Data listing
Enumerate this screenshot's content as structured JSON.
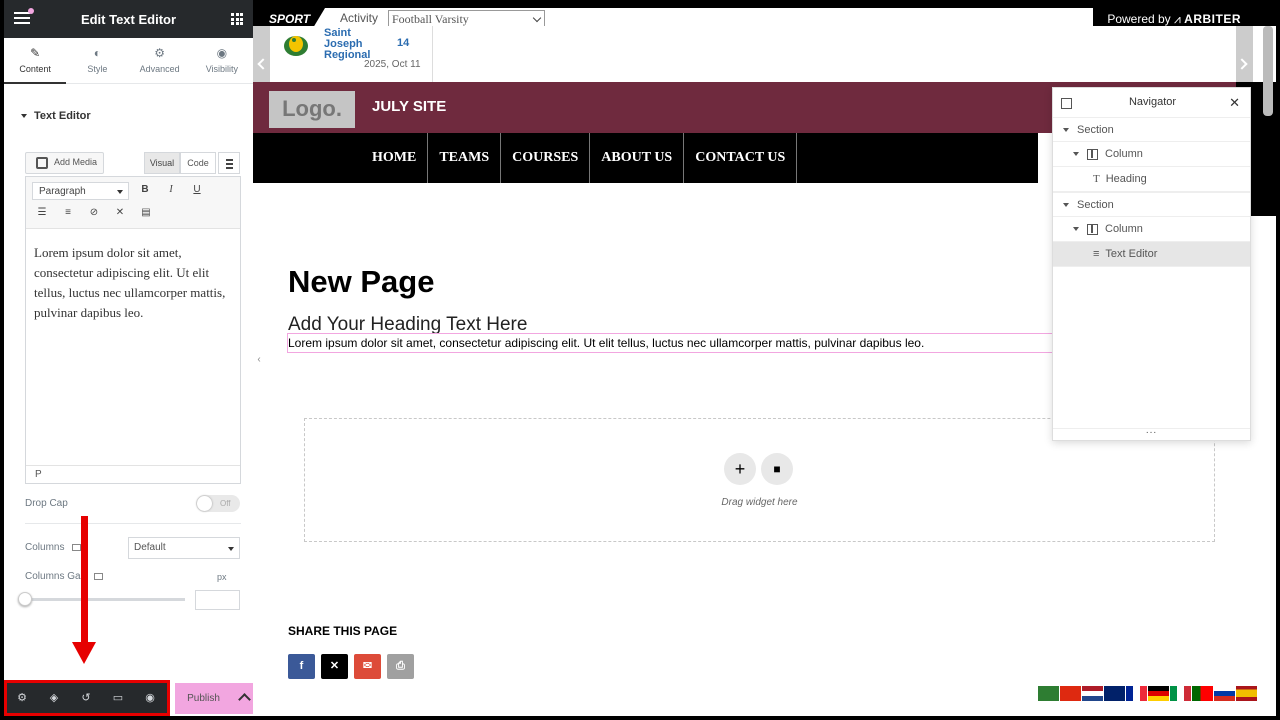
{
  "panel": {
    "title": "Edit Text Editor",
    "tabs": [
      {
        "label": "Content",
        "icon": "pencil-icon"
      },
      {
        "label": "Style",
        "icon": "contrast-icon"
      },
      {
        "label": "Advanced",
        "icon": "gear-icon"
      },
      {
        "label": "Visibility",
        "icon": "eye-icon"
      }
    ],
    "section_title": "Text Editor",
    "add_media_label": "Add Media",
    "visual_tab": "Visual",
    "code_tab": "Code",
    "format_select": "Paragraph",
    "toolbar": {
      "bold": "B",
      "italic": "I",
      "underline": "U"
    },
    "editor_text": "Lorem ipsum dolor sit amet, consectetur adipiscing elit. Ut elit tellus, luctus nec ullamcorper mattis, pulvinar dapibus leo.",
    "path_label": "P",
    "drop_cap_label": "Drop Cap",
    "drop_cap_toggle": "Off",
    "columns_label": "Columns",
    "columns_value": "Default",
    "columns_gap_label": "Columns Gap",
    "unit": "px",
    "publish_label": "Publish"
  },
  "site": {
    "sport_label": "SPORT",
    "activity_label": "Activity",
    "activity_value": "Football Varsity",
    "powered_by": "Powered by",
    "powered_brand": "ARBITER",
    "score": {
      "team": "Saint Joseph Regional",
      "score": "14",
      "date": "2025, Oct 11"
    },
    "logo_text": "Logo.",
    "site_name": "JULY SITE",
    "nav": [
      "HOME",
      "TEAMS",
      "COURSES",
      "ABOUT US",
      "CONTACT US"
    ],
    "page_title": "New Page",
    "heading": "Add Your Heading Text Here",
    "body_text": "Lorem ipsum dolor sit amet, consectetur adipiscing elit. Ut elit tellus, luctus nec ullamcorper mattis, pulvinar dapibus leo.",
    "drag_text": "Drag widget here",
    "share_title": "SHARE THIS PAGE",
    "share_buttons": [
      {
        "icon": "facebook-icon",
        "color": "#3b5998"
      },
      {
        "icon": "x-icon",
        "color": "#000000"
      },
      {
        "icon": "email-icon",
        "color": "#dd4b39"
      },
      {
        "icon": "print-icon",
        "color": "#a0a0a0"
      }
    ],
    "header_color": "#6f2a3e"
  },
  "navigator": {
    "title": "Navigator",
    "items": [
      {
        "label": "Section",
        "level": 0
      },
      {
        "label": "Column",
        "level": 1
      },
      {
        "label": "Heading",
        "level": 2
      },
      {
        "label": "Section",
        "level": 0
      },
      {
        "label": "Column",
        "level": 1
      },
      {
        "label": "Text Editor",
        "level": 2,
        "selected": true
      }
    ],
    "footer": "..."
  }
}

_Exercise:_ Scan the records above and report how many lines include the word "consectetur", without any other text.

_Written solution:_ 2